▸ PROBLEM DETAILS:
Copy out all lines carrying the word "Mesguich".

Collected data
┌────────
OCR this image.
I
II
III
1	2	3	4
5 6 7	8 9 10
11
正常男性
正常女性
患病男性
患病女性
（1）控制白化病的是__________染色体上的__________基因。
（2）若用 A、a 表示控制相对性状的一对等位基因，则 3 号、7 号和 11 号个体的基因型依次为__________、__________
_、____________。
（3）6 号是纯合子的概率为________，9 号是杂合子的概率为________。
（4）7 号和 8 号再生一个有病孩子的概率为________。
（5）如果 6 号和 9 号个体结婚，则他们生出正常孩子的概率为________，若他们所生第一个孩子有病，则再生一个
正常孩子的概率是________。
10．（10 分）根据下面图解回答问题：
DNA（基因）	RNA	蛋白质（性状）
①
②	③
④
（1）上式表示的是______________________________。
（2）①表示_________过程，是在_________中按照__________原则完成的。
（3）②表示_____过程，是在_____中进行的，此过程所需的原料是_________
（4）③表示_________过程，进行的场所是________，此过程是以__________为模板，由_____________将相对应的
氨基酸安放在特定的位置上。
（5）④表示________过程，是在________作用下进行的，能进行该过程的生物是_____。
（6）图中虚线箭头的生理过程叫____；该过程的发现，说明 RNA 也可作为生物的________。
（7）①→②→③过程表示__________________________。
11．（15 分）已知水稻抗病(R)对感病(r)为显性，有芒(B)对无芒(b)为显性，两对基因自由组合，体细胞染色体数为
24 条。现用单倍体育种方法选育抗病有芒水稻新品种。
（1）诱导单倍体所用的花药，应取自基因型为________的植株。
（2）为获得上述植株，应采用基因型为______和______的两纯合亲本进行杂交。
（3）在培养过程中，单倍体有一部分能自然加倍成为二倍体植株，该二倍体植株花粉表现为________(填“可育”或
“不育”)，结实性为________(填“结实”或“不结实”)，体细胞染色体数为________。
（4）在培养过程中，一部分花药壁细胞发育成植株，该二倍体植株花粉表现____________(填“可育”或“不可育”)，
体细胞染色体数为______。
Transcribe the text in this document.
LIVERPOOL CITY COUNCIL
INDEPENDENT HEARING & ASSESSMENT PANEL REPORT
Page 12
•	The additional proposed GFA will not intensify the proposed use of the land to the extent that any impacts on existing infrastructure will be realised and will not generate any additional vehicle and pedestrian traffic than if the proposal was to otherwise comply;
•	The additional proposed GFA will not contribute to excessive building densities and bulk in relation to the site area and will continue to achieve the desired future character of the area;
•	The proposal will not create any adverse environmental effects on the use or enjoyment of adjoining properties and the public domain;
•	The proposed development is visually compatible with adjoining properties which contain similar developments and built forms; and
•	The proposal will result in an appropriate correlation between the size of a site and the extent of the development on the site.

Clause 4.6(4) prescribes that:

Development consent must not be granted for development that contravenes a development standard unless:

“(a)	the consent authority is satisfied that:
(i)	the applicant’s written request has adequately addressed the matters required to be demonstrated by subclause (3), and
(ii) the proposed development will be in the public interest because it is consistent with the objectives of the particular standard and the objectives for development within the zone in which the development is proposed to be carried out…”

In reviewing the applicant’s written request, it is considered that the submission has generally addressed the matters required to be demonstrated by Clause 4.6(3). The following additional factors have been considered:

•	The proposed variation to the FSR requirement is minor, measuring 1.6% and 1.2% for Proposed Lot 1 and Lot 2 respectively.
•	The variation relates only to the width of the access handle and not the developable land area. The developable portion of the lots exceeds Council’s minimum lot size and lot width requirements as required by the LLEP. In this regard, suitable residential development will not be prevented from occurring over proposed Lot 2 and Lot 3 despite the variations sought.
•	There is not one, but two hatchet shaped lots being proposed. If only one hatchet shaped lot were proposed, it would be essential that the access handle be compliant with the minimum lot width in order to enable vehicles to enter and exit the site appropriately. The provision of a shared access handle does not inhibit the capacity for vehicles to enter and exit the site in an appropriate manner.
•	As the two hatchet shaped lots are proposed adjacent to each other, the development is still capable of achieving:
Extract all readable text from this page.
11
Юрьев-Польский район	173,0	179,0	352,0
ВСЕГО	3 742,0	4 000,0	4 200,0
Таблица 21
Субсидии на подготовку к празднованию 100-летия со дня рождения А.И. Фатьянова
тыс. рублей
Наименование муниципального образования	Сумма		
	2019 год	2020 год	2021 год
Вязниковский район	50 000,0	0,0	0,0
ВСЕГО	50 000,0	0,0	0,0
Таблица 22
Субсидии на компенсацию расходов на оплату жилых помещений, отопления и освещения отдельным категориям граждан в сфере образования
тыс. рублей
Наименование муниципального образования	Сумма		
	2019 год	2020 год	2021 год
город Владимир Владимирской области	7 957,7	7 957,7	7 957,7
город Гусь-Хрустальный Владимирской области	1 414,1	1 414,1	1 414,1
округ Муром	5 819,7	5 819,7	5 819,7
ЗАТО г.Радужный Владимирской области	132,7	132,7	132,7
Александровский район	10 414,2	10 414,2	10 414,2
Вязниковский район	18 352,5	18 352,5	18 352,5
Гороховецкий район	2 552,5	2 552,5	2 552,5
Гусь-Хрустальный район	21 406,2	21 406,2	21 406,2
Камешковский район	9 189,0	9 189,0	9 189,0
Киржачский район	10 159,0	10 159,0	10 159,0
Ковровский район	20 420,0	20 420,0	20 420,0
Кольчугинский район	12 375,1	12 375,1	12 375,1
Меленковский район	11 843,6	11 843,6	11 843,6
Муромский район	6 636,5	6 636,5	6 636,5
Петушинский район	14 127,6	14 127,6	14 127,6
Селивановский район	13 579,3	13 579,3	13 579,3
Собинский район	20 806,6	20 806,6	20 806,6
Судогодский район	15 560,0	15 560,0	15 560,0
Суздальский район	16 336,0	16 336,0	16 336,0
└────────
┌────────
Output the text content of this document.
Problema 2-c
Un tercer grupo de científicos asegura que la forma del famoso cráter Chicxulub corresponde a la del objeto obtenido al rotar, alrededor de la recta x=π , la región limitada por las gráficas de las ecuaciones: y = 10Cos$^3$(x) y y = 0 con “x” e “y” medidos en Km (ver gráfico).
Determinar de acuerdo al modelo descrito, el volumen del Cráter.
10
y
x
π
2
└────────
┌────────
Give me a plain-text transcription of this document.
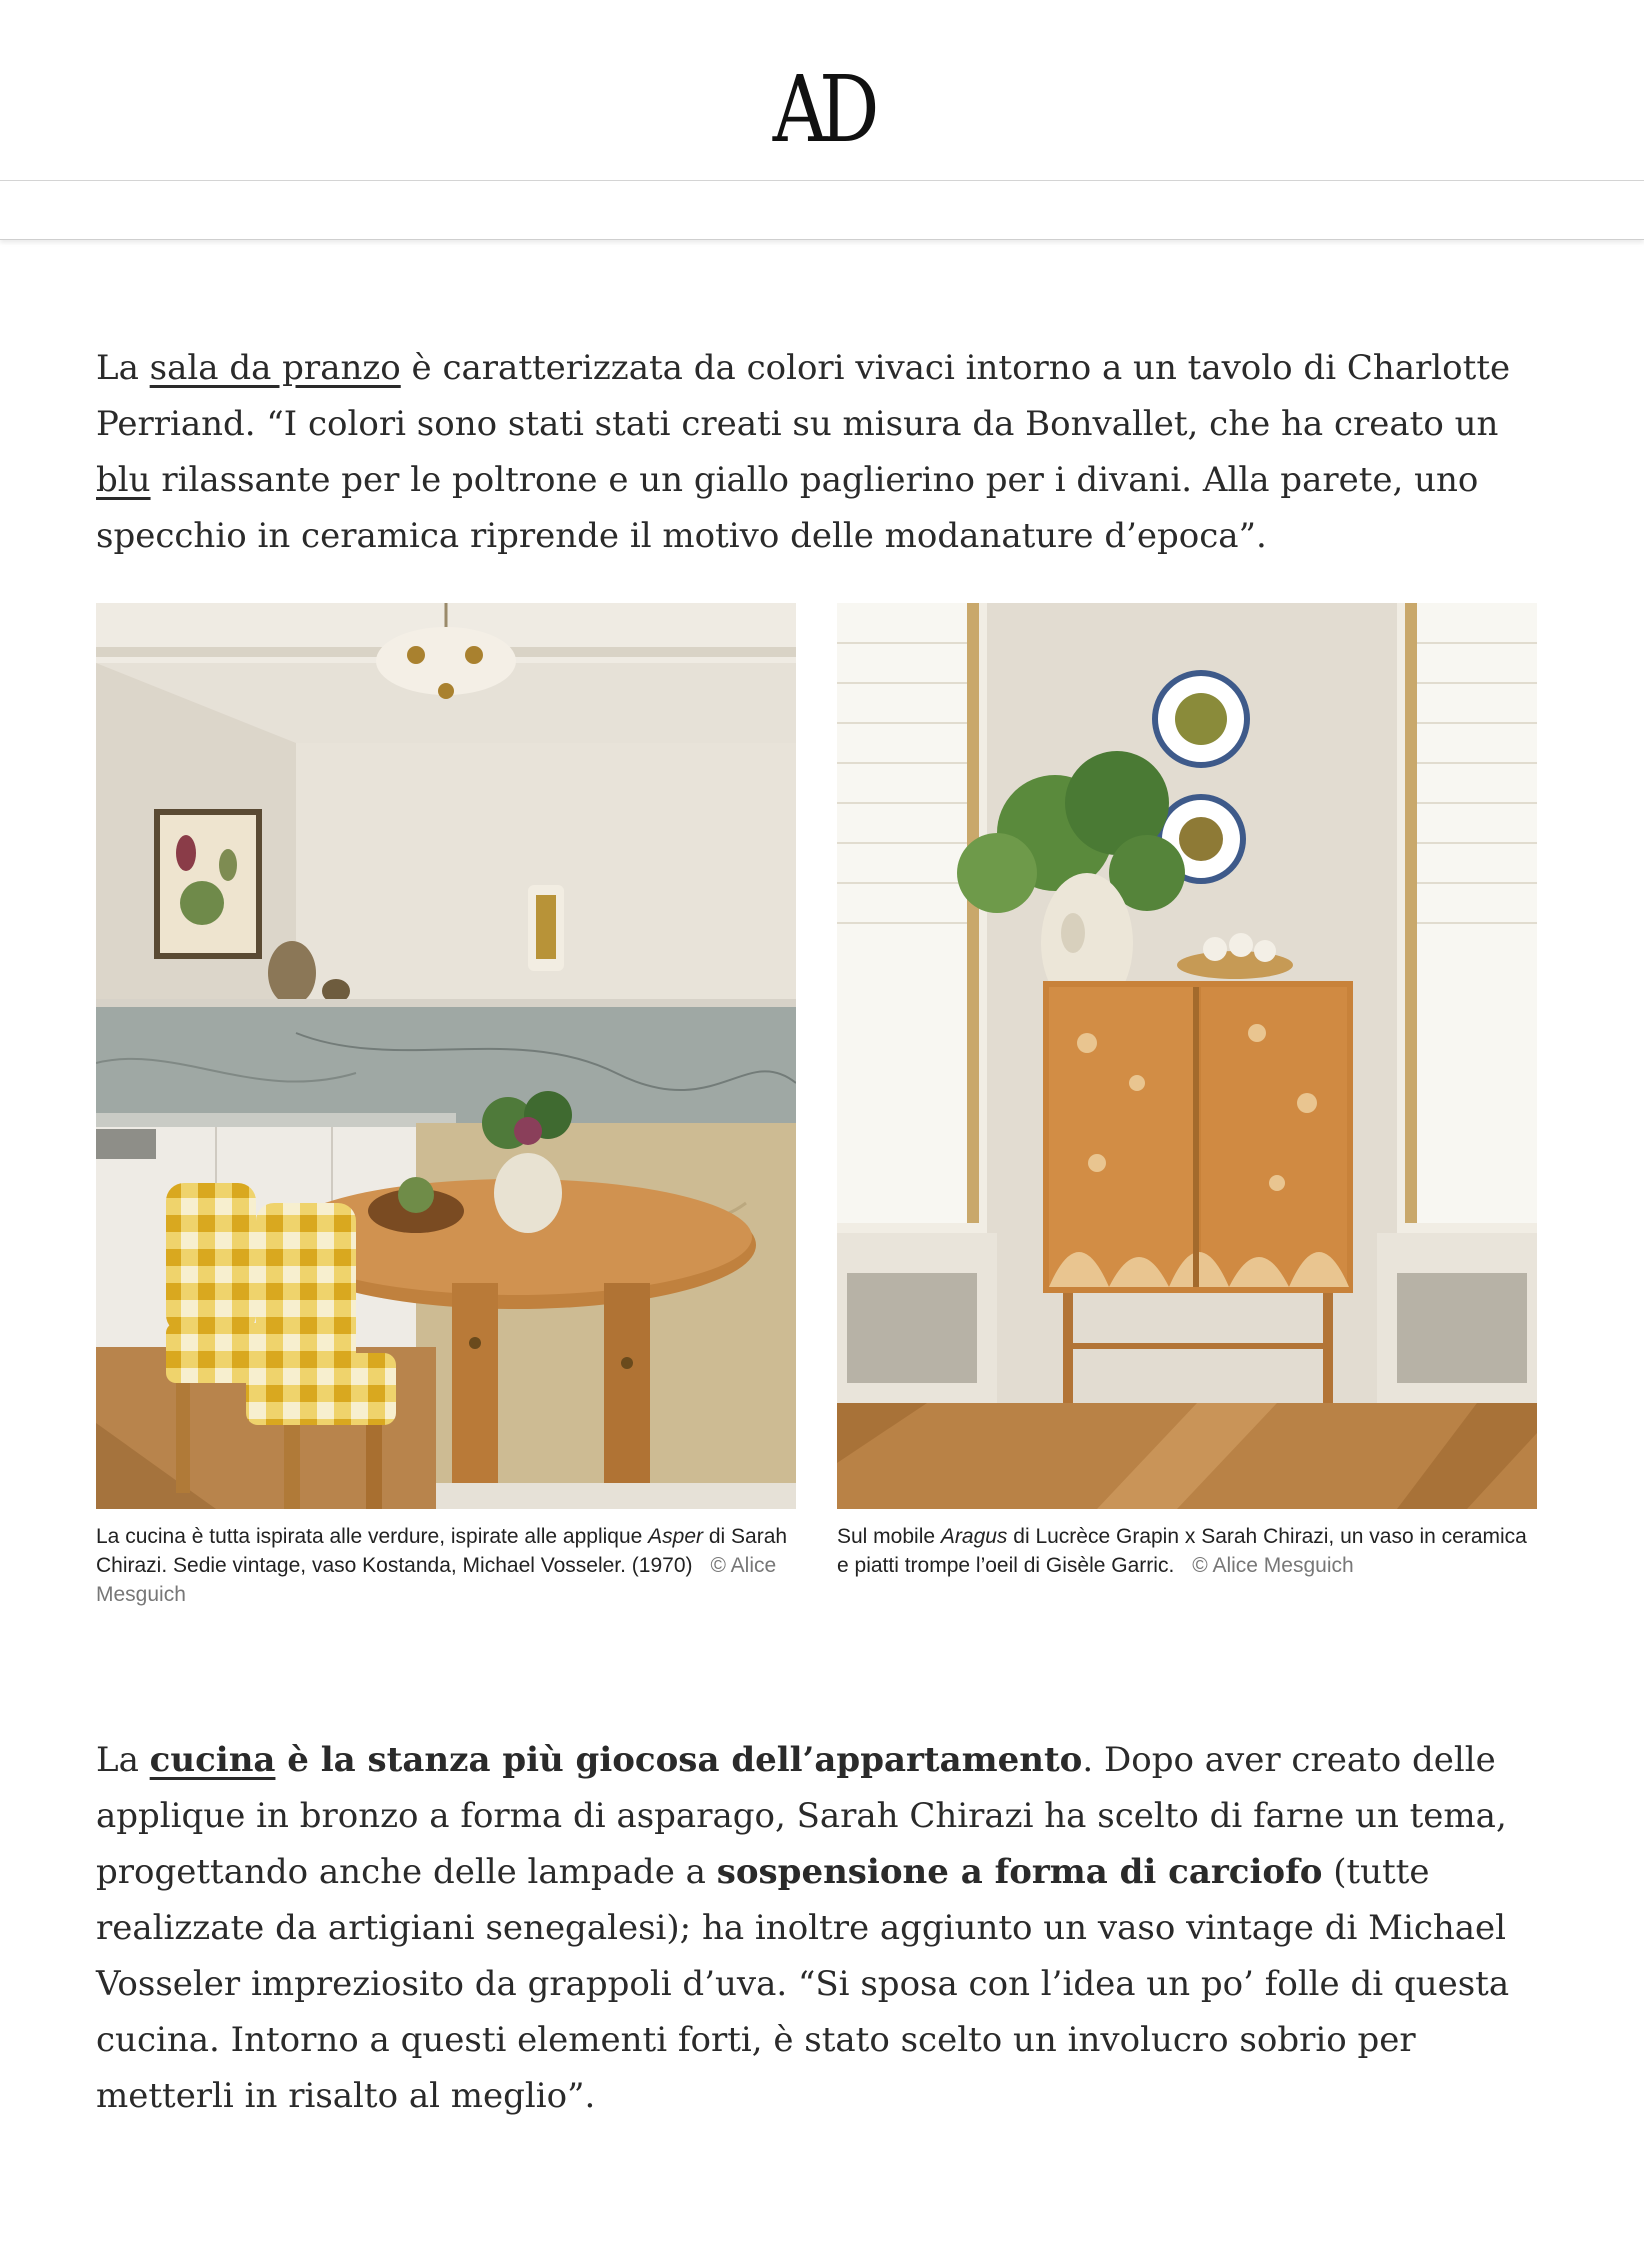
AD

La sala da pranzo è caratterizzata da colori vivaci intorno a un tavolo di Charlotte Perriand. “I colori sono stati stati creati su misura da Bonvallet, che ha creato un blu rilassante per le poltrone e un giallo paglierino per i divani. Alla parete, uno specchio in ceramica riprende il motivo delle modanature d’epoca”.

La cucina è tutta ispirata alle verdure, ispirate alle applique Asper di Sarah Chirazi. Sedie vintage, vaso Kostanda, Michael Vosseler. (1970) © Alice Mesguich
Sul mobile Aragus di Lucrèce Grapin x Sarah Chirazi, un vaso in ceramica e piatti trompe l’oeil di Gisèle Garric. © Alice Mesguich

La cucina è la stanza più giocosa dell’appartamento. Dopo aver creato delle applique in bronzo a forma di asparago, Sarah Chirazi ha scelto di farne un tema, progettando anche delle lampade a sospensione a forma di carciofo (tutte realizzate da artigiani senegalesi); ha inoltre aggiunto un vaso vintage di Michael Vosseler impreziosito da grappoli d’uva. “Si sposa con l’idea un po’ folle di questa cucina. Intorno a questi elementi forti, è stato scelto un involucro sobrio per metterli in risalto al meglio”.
└────────
▸ RESULT OF THIS TASK:
La cucina è tutta ispirata alle verdure, ispirate alle applique Asper di Sarah Chirazi. Sedie vintage, vaso Kostanda, Michael Vosseler. (1970) © Alice Mesguich
Sul mobile Aragus di Lucrèce Grapin x Sarah Chirazi, un vaso in ceramica e piatti trompe l’oeil di Gisèle Garric. © Alice Mesguich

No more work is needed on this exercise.